■ Gestellte Aufgabe
Gib den Forumsthread zur Windows-7-Aktivierung von "Desweitern glaubt ich" bis "kann das sein?" wieder und tausche dabei "Mainboard" gegen "Hauptplatine" aus.

■ Vorliegender Text
============
# (gekaufte) Windows 7 Lizenz kann nicht aktiviert werden



## LordMirdalan (26. Mai 2010)

Hallo erst mal,
ich habe bei Release Windows 7 Professional (64bit) als SB gekauft und auf meinem damaligen PC ohne Probleme installiert und aktiviert (online). 
Nun habe ich einen völlig neuen PC zusammengestellt Win 7 draufgespielt und jetzt sagt es mir, Windows kann mit diesem Schlüssel nicht aktiviert werden.
Meine Probleme:
Zum einen kann ich ja mit SystemBuildner nicht den MS Support verwenden, oder, um an einen n euen Schlüssel zu kommen.
Desweitern glaubt ich langsam, dass bei der ersten Aktivierung Informationen über Hardware an Microsoft gegangen sind und so der Schlüssel an Prozessor Mainboard Etc. gekoppelt ist, da das draufspielen auf den alten PC funktioniert, kann das sein?
Danke.


----------



## SpaM_BoT (26. Mai 2010)

Nach größerem Hardwarewechsel immer die telefonische Produktaktivierung benutzen:
How to contact a Microsoft Product Activation Center


----------



## hulkhardy1 (26. Mai 2010)
============
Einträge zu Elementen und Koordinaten
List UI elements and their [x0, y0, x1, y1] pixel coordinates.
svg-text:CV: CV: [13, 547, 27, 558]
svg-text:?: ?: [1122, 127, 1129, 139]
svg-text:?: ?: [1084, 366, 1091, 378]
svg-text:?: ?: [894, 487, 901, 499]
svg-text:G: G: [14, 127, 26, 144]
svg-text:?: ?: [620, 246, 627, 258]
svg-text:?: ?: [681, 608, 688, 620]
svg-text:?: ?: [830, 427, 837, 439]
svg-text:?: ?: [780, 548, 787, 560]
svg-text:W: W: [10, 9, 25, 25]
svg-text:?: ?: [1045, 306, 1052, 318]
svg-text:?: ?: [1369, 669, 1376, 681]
============
■ Ergebnis der Aufgabe
Desweitern glaubt ich langsam, dass bei der ersten Aktivierung Informationen über Hardware an Microsoft gegangen sind und so der Schlüssel an Prozessor Hauptplatine Etc. gekoppelt ist, da das draufspielen auf den alten PC funktioniert, kann das sein?